## Begin DATA PROVIDED

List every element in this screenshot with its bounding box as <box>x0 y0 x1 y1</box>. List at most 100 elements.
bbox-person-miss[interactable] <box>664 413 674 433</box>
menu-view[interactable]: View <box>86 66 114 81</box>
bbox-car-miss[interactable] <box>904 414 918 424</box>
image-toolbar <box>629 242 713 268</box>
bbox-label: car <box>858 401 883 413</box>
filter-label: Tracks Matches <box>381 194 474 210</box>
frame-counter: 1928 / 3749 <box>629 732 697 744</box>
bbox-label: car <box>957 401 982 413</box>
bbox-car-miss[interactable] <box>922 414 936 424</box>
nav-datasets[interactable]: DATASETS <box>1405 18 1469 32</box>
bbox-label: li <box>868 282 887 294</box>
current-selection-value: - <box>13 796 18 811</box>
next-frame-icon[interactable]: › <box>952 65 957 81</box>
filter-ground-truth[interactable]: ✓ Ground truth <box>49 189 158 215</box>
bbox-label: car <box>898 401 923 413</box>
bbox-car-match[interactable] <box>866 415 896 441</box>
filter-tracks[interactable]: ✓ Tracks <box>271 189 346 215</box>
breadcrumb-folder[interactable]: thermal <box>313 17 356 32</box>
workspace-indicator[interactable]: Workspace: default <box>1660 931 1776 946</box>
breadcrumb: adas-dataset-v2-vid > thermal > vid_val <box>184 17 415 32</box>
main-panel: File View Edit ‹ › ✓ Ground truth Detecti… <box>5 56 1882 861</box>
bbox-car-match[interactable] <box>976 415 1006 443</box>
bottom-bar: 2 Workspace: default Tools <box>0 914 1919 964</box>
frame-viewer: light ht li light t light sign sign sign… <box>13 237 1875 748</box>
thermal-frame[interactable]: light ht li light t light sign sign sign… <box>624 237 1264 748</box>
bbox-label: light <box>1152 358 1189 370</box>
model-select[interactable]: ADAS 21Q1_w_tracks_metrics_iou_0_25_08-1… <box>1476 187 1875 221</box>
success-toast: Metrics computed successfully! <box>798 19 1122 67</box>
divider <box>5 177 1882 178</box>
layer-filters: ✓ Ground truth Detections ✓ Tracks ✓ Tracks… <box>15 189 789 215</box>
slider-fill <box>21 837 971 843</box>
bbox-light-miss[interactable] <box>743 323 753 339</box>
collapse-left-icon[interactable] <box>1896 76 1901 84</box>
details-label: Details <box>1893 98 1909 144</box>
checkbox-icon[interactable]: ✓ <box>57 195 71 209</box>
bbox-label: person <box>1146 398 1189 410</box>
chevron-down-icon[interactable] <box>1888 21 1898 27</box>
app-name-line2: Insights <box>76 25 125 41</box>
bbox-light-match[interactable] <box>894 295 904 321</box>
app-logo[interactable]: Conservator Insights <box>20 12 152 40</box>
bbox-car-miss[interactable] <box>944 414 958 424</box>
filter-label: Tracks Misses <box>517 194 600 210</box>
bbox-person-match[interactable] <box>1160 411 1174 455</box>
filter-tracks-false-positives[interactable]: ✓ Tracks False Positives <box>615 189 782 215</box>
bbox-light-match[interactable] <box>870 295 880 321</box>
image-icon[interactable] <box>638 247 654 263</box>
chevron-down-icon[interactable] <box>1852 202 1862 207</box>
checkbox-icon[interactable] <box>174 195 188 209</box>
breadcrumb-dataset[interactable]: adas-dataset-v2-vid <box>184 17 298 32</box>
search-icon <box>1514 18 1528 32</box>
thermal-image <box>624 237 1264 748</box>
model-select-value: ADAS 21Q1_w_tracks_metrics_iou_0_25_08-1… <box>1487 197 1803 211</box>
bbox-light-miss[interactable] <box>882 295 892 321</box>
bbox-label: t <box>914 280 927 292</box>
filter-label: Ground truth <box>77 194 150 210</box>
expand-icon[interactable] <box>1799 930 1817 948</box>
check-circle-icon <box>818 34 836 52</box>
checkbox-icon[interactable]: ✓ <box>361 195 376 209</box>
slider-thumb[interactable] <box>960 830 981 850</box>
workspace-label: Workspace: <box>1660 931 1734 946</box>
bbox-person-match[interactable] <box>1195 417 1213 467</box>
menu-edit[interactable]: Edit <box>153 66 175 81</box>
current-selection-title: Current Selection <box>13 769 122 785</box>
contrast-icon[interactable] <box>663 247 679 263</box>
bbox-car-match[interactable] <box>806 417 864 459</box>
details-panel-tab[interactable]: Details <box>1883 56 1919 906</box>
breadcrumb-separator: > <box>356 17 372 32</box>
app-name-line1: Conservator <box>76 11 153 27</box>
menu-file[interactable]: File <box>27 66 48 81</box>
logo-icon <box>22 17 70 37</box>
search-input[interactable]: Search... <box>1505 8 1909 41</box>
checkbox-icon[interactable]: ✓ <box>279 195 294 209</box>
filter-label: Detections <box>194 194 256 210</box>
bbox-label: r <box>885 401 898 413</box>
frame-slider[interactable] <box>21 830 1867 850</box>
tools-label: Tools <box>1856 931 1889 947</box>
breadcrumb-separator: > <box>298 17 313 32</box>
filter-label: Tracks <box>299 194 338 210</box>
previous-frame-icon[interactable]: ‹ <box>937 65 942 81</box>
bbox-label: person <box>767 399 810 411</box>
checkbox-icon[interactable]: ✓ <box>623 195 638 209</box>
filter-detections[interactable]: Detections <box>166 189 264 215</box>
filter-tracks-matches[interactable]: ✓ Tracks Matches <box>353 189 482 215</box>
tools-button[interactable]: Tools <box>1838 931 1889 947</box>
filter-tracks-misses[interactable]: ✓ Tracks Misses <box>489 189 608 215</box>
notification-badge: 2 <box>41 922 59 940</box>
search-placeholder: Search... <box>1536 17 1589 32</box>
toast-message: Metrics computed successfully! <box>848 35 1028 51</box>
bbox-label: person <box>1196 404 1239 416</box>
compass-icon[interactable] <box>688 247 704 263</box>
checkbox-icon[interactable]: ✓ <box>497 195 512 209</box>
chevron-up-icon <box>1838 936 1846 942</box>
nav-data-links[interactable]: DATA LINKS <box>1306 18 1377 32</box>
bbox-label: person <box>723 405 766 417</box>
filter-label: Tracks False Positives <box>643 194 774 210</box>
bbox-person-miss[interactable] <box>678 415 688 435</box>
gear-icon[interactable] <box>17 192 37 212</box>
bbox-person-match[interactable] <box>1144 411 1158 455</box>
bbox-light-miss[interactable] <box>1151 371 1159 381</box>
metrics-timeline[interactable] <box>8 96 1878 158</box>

## End DATA PROVIDED

WHAT THE TASK ASKS: Gather every line of the entries above that contains the string "Ground", matching case exactly.

RESULT OF THIS TASK:
filter-ground-truth[interactable]: ✓ Ground truth <box>49 189 158 215</box>
main-panel: File View Edit ‹ › ✓ Ground truth Detecti… <box>5 56 1882 861</box>
layer-filters: ✓ Ground truth Detections ✓ Tracks ✓ Tracks… <box>15 189 789 215</box>
filter-label: Ground truth <box>77 194 150 210</box>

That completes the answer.